**Written instruction**: Below is a set of records; print all of them exactly as written.

(Dataset entries)

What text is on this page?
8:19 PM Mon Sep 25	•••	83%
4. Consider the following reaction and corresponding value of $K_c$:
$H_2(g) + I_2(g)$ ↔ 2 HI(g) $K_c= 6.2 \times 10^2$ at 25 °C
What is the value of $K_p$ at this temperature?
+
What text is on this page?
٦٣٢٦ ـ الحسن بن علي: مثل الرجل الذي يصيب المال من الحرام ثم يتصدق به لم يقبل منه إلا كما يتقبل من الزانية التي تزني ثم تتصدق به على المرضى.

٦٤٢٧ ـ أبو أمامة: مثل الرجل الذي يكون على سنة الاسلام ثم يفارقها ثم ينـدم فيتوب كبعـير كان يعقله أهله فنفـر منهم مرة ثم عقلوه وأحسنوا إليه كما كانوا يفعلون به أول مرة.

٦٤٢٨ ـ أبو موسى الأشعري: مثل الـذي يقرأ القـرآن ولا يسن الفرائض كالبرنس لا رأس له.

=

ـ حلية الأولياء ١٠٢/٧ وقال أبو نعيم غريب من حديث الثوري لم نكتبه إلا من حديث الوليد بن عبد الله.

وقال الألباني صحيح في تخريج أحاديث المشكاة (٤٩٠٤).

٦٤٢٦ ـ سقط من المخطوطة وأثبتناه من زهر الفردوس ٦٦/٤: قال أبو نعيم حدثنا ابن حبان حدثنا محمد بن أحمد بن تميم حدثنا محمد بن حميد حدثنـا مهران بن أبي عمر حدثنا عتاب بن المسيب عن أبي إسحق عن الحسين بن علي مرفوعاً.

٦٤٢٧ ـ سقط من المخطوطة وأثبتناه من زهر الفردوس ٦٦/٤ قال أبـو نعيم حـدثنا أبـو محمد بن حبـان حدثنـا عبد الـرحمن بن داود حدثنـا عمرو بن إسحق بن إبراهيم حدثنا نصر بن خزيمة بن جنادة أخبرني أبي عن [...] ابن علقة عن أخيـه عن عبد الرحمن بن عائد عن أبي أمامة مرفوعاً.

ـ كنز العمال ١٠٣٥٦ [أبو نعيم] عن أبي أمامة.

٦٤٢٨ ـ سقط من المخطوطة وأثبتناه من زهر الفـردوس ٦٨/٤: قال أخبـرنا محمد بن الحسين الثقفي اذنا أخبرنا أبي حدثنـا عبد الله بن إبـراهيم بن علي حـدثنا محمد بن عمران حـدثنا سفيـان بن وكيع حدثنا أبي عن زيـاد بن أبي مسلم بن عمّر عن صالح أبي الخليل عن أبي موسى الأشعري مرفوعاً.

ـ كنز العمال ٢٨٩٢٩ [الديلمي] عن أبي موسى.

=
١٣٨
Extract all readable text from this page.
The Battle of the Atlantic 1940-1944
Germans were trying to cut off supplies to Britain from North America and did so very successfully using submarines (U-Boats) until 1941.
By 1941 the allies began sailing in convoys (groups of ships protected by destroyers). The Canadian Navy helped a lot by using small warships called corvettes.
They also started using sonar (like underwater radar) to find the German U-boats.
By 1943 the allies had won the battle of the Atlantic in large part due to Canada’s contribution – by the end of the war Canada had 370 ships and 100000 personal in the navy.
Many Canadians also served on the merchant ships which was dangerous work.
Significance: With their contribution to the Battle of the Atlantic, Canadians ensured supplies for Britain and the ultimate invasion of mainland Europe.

**Response to this task**:
What text is on this page?
8:19 PM Mon Sep 25	•••	83%
4. Consider the following reaction and corresponding value of $K_c$:
$H_2(g) + I_2(g)$ ↔ 2 HI(g) $K_c= 6.2 \times 10^2$ at 25 °C
What is the value of $K_p$ at this temperature?
+
What text is on this page?
٦٣٢٦ ـ الحسن بن علي: مثل الرجل الذي يصيب المال من الحرام ثم يتصدق به لم يقبل منه إلا كما يتقبل من الزانية التي تزني ثم تتصدق به على المرضى.

٦٤٢٧ ـ أبو أمامة: مثل الرجل الذي يكون على سنة الاسلام ثم يفارقها ثم ينـدم فيتوب كبعـير كان يعقله أهله فنفـر منهم مرة ثم عقلوه وأحسنوا إليه كما كانوا يفعلون به أول مرة.

٦٤٢٨ ـ أبو موسى الأشعري: مثل الـذي يقرأ القـرآن ولا يسن الفرائض كالبرنس لا رأس له.

=

ـ حلية الأولياء ١٠٢/٧ وقال أبو نعيم غريب من حديث الثوري لم نكتبه إلا من حديث الوليد بن عبد الله.

وقال الألباني صحيح في تخريج أحاديث المشكاة (٤٩٠٤).

٦٤٢٦ ـ سقط من المخطوطة وأثبتناه من زهر الفردوس ٦٦/٤: قال أبو نعيم حدثنا ابن حبان حدثنا محمد بن أحمد بن تميم حدثنا محمد بن حميد حدثنـا مهران بن أبي عمر حدثنا عتاب بن المسيب عن أبي إسحق عن الحسين بن علي مرفوعاً.

٦٤٢٧ ـ سقط من المخطوطة وأثبتناه من زهر الفردوس ٦٦/٤ قال أبـو نعيم حـدثنا أبـو محمد بن حبـان حدثنـا عبد الـرحمن بن داود حدثنـا عمرو بن إسحق بن إبراهيم حدثنا نصر بن خزيمة بن جنادة أخبرني أبي عن [...] ابن علقة عن أخيـه عن عبد الرحمن بن عائد عن أبي أمامة مرفوعاً.

ـ كنز العمال ١٠٣٥٦ [أبو نعيم] عن أبي أمامة.

٦٤٢٨ ـ سقط من المخطوطة وأثبتناه من زهر الفـردوس ٦٨/٤: قال أخبـرنا محمد بن الحسين الثقفي اذنا أخبرنا أبي حدثنـا عبد الله بن إبـراهيم بن علي حـدثنا محمد بن عمران حـدثنا سفيـان بن وكيع حدثنا أبي عن زيـاد بن أبي مسلم بن عمّر عن صالح أبي الخليل عن أبي موسى الأشعري مرفوعاً.

ـ كنز العمال ٢٨٩٢٩ [الديلمي] عن أبي موسى.

=
١٣٨
Extract all readable text from this page.
The Battle of the Atlantic 1940-1944
Germans were trying to cut off supplies to Britain from North America and did so very successfully using submarines (U-Boats) until 1941.
By 1941 the allies began sailing in convoys (groups of ships protected by destroyers). The Canadian Navy helped a lot by using small warships called corvettes.
They also started using sonar (like underwater radar) to find the German U-boats.
By 1943 the allies had won the battle of the Atlantic in large part due to Canada’s contribution – by the end of the war Canada had 370 ships and 100000 personal in the navy.
Many Canadians also served on the merchant ships which was dangerous work.
Significance: With their contribution to the Battle of the Atlantic, Canadians ensured supplies for Britain and the ultimate invasion of mainland Europe.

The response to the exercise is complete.